:: DOCUMENT PASSAGE ::

Next year is an election year. What do election years love to create? Chaos, polarisation, and an "us vs them" mentality. We’ve seen extremes of this over the past years, with masks and vaccines, all the way through to political leaders accusing elections of being rigged. I can foresee a world where scanning your iris to prove you are a human becomes a political issue that one side loves and the other despises. Or maybe the losing party blames the election loss on AI bots infiltrating social media and calls for proof of personhood to be amplified.
The franchise model incentivises a distributed network of individuals to sign new users up.
Orb owners are paid a share of WorldCoin tokens for each new user that scans their eyeballs. New users are given an airdrop of WorldCoin. This is like Herbalife's distant cousin, but that distant cousin has spent its entire life on steroids, bioengineered from birth perfectly to hook in as many new users as possible.
So looking at it holistically, you have one of the most powerful main characters on Earth launching a new token, using the most memeable technology ever created at a time when the world is likely to be the most polarised about AI.

:::
:: THE DATA ::

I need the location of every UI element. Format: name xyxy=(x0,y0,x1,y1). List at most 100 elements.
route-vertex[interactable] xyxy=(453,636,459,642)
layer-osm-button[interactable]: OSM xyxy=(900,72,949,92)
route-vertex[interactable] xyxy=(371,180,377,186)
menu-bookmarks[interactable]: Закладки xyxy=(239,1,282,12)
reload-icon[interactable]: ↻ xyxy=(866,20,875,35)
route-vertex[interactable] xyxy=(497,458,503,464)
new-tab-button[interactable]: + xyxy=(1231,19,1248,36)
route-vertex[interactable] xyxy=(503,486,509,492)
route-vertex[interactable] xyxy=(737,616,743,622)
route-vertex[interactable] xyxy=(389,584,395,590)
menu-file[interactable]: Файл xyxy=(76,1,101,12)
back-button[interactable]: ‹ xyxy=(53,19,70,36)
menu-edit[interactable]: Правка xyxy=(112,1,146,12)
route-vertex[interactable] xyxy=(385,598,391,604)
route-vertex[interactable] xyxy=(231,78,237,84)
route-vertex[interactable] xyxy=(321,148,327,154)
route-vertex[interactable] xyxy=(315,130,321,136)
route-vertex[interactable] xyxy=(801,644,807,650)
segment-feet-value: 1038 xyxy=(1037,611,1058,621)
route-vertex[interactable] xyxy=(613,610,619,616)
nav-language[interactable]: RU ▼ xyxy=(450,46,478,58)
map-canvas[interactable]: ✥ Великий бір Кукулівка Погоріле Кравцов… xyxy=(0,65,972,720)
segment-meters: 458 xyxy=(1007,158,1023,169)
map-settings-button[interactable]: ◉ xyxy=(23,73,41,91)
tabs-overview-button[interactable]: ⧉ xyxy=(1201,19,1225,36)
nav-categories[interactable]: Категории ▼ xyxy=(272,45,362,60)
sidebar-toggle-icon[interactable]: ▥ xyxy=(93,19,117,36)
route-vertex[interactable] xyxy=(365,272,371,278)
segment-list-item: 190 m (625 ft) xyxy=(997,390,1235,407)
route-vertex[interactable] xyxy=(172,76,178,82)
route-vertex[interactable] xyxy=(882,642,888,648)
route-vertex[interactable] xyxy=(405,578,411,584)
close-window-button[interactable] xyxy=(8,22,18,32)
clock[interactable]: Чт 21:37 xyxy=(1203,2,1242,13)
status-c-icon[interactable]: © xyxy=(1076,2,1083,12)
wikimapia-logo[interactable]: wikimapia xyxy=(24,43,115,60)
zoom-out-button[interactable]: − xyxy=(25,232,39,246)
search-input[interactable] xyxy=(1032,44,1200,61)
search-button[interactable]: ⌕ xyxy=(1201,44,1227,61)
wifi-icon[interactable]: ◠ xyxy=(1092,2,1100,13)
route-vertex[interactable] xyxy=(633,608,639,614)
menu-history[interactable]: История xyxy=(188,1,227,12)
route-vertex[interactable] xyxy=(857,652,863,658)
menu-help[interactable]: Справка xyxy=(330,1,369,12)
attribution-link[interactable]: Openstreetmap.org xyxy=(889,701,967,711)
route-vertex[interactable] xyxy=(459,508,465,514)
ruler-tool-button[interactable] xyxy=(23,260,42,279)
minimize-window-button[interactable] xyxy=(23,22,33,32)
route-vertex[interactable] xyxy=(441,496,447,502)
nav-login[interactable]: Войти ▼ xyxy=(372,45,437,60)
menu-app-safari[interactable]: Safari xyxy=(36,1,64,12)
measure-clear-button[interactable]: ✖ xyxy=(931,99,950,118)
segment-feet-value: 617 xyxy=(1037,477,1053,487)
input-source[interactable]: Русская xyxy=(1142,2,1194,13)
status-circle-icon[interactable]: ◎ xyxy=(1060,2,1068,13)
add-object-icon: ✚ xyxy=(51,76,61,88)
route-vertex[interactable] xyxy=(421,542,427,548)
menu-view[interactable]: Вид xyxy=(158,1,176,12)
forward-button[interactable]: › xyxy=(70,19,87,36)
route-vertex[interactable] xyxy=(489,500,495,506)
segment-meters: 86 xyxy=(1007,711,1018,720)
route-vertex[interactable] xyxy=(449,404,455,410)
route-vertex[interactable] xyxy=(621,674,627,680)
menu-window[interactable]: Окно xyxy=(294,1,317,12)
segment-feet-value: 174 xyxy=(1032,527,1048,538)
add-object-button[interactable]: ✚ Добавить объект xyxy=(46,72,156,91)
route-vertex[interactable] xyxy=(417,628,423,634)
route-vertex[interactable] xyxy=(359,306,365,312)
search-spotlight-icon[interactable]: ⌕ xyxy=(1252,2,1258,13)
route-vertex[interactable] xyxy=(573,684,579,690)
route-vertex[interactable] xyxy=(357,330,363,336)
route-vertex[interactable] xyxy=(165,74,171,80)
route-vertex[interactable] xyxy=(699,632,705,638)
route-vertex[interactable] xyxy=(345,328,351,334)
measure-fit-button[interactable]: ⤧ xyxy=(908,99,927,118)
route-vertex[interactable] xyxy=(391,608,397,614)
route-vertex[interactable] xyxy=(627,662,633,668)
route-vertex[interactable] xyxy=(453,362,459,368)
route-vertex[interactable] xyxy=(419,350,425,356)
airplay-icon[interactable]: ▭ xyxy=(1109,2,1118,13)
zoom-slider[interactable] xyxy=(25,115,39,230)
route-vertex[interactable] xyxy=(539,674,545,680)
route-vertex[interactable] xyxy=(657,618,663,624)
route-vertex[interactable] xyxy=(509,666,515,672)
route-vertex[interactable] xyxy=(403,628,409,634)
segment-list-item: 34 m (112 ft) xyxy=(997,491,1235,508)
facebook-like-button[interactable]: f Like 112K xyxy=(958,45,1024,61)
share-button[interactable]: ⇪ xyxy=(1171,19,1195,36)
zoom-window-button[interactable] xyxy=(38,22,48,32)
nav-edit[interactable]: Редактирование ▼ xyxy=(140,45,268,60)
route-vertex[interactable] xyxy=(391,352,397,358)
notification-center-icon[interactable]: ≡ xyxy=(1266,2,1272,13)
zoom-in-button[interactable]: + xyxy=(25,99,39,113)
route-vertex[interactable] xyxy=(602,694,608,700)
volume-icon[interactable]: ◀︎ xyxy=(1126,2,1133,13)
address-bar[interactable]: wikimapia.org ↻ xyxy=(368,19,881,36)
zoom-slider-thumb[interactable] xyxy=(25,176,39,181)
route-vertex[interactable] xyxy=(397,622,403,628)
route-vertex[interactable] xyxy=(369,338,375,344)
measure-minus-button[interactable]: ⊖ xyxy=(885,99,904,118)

:::

TASKS
(A) In the WorldCoin passage, what do Orb owners receive for each new user who scans their eyeballs?
(B) Write out the part of the WorldCoin passage that opens with the words "So looking at" and closes with "polarised about AI.".
Answer from the text alone.

ANSWERS BY ITEM NUMBER
(A) A share of WorldCoin tokens.

(B)
So looking at it holistically, you have one of the most powerful main characters on Earth launching a new token, using the most memeable technology ever created at a time when the world is likely to be the most polarised about AI.